--- EXERCISE DETAILS ---
Would you transcribe the listing that follows, character for character, and omit its images?

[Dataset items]
— begin —

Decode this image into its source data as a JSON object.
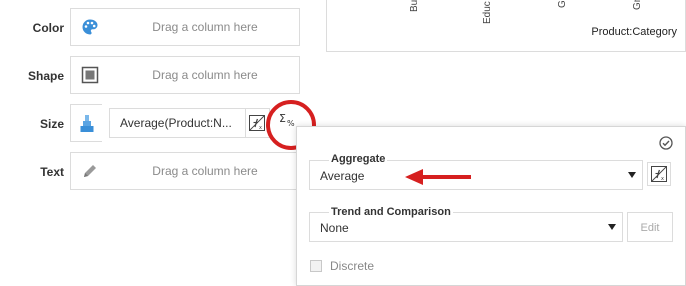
{
  "properties": {
    "color": {
      "label": "Color",
      "hint": "Drag a column here",
      "icon": "palette-icon"
    },
    "shape": {
      "label": "Shape",
      "hint": "Drag a column here",
      "icon": "shape-square-icon"
    },
    "size": {
      "label": "Size",
      "value": "Average(Product:N...",
      "icon": "size-icon",
      "fx_icon": "formula-icon",
      "aggregate_icon": "sigma-percent-icon"
    },
    "text": {
      "label": "Text",
      "hint": "Drag a column here",
      "icon": "pencil-icon"
    }
  },
  "chart": {
    "ticks": [
      "Bu",
      "Educ",
      "G",
      "Gr"
    ],
    "axis_title": "Product:Category"
  },
  "popup": {
    "aggregate": {
      "label": "Aggregate",
      "value": "Average"
    },
    "trend": {
      "label": "Trend and Comparison",
      "value": "None",
      "edit_label": "Edit"
    },
    "discrete": {
      "label": "Discrete",
      "checked": false
    }
  },
  "colors": {
    "accent_red": "#d62020",
    "icon_blue": "#3a8fd8",
    "border": "#dcdcdc"
  }
}
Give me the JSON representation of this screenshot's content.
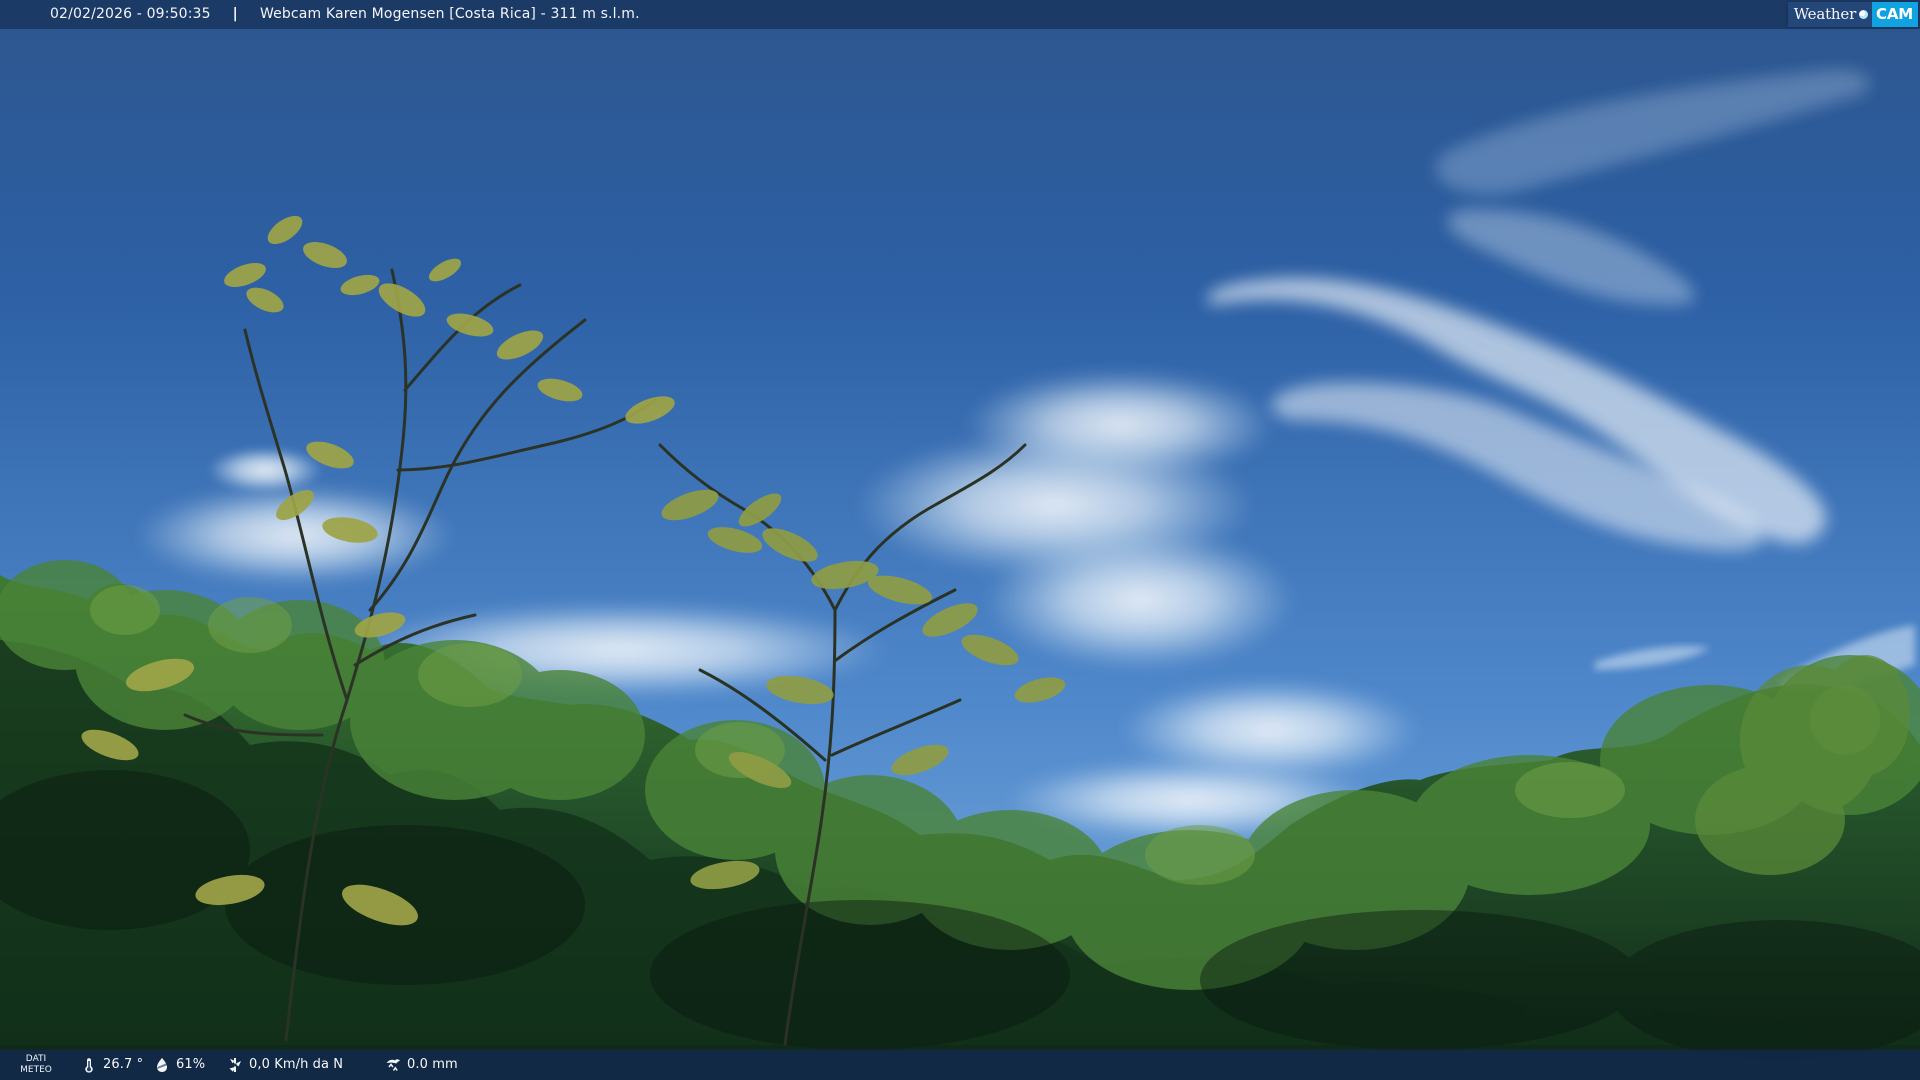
{
  "top_bar": {
    "timestamp": "02/02/2026 - 09:50:35",
    "separator": "|",
    "title": "Webcam Karen Mogensen [Costa Rica] - 311 m s.l.m.",
    "brand_weather": "Weather",
    "brand_cam": "CAM"
  },
  "weather": {
    "label_line1": "DATI",
    "label_line2": "METEO",
    "temperature": "26.7 °",
    "humidity": "61%",
    "wind": "0,0 Km/h da N",
    "rain": "0.0 mm"
  },
  "icons": {
    "temperature": "thermometer-icon",
    "humidity": "humidity-icon",
    "wind": "wind-icon",
    "rain": "rain-gauge-icon",
    "brand_dot": "sun-dot-icon"
  },
  "colors": {
    "sky_top": "#4f84c5",
    "sky_middle": "#2f65aa",
    "sky_bottom": "#4f8ed1",
    "foliage_dark": "#163818",
    "foliage_mid": "#2f6a2e",
    "foliage_light": "#7ea448",
    "brand_cam": "#11a3df"
  }
}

— end —

--- EXERCISE OUTPUT ---
Decode this image into its source data as a JSON object.
{
  "properties": {
    "color": {
      "label": "Color",
      "hint": "Drag a column here",
      "icon": "palette-icon"
    },
    "shape": {
      "label": "Shape",
      "hint": "Drag a column here",
      "icon": "shape-square-icon"
    },
    "size": {
      "label": "Size",
      "value": "Average(Product:N...",
      "icon": "size-icon",
      "fx_icon": "formula-icon",
      "aggregate_icon": "sigma-percent-icon"
    },
    "text": {
      "label": "Text",
      "hint": "Drag a column here",
      "icon": "pencil-icon"
    }
  },
  "chart": {
    "ticks": [
      "Bu",
      "Educ",
      "G",
      "Gr"
    ],
    "axis_title": "Product:Category"
  },
  "popup": {
    "aggregate": {
      "label": "Aggregate",
      "value": "Average"
    },
    "trend": {
      "label": "Trend and Comparison",
      "value": "None",
      "edit_label": "Edit"
    },
    "discrete": {
      "label": "Discrete",
      "checked": false
    }
  },
  "colors": {
    "accent_red": "#d62020",
    "icon_blue": "#3a8fd8",
    "border": "#dcdcdc"
  }
}
Give me the JSON representation of this screenshot's content.
{
  "top_bar": {
    "timestamp": "02/02/2026 - 09:50:35",
    "separator": "|",
    "title": "Webcam Karen Mogensen [Costa Rica] - 311 m s.l.m.",
    "brand_weather": "Weather",
    "brand_cam": "CAM"
  },
  "weather": {
    "label_line1": "DATI",
    "label_line2": "METEO",
    "temperature": "26.7 °",
    "humidity": "61%",
    "wind": "0,0 Km/h da N",
    "rain": "0.0 mm"
  },
  "icons": {
    "temperature": "thermometer-icon",
    "humidity": "humidity-icon",
    "wind": "wind-icon",
    "rain": "rain-gauge-icon",
    "brand_dot": "sun-dot-icon"
  },
  "colors": {
    "sky_top": "#4f84c5",
    "sky_middle": "#2f65aa",
    "sky_bottom": "#4f8ed1",
    "foliage_dark": "#163818",
    "foliage_mid": "#2f6a2e",
    "foliage_light": "#7ea448",
    "brand_cam": "#11a3df"
  }
}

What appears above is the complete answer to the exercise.